===== DATA EXTRACT =====
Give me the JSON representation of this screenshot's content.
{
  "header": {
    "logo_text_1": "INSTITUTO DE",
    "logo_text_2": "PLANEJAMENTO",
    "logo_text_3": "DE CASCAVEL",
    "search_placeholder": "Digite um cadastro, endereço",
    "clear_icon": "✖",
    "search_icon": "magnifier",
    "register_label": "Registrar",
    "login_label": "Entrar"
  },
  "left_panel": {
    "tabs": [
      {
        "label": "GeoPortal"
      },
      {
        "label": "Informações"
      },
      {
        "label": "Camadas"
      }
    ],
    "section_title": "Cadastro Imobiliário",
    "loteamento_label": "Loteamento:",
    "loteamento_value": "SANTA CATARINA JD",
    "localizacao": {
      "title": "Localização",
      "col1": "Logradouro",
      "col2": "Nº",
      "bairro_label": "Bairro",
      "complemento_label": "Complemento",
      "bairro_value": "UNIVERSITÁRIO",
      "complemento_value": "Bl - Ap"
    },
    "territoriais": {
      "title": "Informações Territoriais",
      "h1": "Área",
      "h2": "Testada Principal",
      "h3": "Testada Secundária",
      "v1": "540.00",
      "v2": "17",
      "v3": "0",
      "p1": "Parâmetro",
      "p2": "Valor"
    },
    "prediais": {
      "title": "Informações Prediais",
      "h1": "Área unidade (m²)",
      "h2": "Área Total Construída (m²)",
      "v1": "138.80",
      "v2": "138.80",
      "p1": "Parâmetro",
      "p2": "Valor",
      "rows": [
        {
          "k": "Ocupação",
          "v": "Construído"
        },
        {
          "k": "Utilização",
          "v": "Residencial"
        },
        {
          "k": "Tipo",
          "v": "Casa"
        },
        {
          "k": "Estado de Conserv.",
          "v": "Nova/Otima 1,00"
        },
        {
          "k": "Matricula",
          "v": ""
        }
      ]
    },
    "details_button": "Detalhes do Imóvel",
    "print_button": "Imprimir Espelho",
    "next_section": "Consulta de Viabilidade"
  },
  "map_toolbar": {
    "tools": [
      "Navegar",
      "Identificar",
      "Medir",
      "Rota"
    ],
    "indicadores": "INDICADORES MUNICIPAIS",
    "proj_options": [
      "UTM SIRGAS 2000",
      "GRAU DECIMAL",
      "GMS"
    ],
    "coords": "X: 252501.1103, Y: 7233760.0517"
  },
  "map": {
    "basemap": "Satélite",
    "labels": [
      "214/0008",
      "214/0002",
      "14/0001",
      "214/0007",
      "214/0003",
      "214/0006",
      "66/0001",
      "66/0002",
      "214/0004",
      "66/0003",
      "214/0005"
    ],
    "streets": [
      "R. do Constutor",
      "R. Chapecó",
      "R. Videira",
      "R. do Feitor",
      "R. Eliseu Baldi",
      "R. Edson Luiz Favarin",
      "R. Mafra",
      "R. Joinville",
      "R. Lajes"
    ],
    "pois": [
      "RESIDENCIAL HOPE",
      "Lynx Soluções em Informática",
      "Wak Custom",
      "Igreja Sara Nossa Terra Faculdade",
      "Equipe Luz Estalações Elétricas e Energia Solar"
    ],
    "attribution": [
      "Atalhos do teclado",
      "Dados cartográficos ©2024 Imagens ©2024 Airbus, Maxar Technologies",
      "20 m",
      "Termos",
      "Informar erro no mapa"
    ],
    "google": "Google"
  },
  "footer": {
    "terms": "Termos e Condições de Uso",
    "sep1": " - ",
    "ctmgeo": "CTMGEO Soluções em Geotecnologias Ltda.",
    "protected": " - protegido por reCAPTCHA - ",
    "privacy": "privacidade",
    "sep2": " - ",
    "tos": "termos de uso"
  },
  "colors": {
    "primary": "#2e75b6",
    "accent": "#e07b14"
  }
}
=====
===== DATA EXTRACT =====
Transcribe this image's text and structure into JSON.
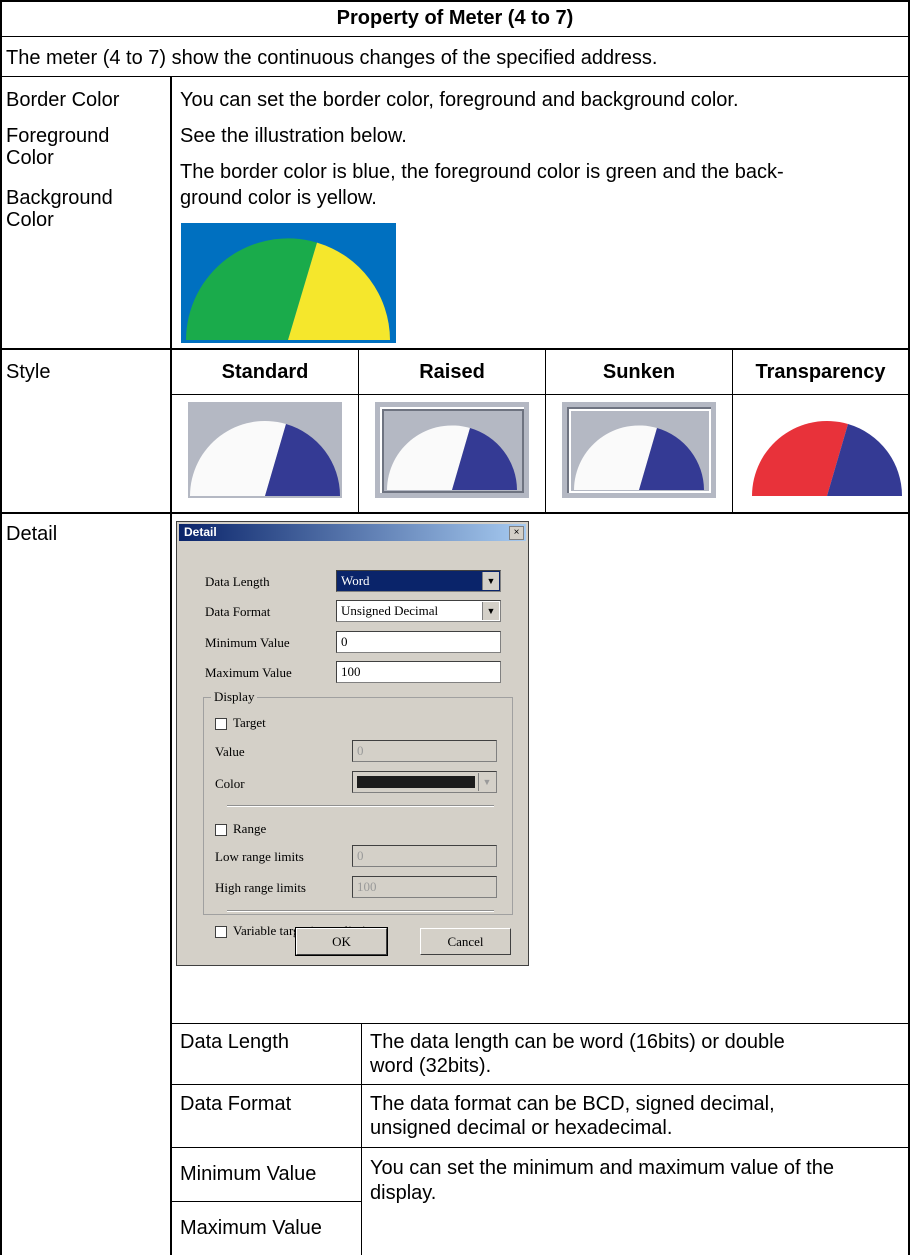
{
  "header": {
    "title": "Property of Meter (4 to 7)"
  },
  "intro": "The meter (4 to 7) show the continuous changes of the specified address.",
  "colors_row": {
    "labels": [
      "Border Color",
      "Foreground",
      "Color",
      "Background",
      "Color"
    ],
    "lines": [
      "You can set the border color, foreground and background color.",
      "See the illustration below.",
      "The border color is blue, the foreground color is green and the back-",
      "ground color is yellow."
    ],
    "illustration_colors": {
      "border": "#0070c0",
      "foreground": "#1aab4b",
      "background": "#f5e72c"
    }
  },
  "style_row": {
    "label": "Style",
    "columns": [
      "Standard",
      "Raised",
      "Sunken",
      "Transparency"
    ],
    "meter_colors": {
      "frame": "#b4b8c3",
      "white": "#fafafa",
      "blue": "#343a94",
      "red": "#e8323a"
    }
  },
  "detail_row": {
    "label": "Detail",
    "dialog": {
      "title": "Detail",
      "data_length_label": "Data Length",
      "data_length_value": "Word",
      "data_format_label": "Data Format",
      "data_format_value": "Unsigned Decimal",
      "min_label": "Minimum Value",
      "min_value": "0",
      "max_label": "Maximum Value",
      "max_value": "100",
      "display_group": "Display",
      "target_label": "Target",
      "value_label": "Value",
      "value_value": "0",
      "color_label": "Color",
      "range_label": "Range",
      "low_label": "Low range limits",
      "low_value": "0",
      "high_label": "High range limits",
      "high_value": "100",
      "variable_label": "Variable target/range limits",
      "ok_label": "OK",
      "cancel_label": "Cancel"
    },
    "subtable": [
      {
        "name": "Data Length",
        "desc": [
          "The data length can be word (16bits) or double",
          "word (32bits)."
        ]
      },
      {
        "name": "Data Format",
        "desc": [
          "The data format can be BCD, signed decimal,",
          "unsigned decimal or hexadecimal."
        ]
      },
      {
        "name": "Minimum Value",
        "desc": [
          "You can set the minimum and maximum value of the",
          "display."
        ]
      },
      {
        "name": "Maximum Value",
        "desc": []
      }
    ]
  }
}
=====
Note each line of the entries that has "JSON" in it, and copy those lines.

» **RESULT OF THIS TASK**:
Give me the JSON representation of this screenshot's content.
Transcribe this image's text and structure into JSON.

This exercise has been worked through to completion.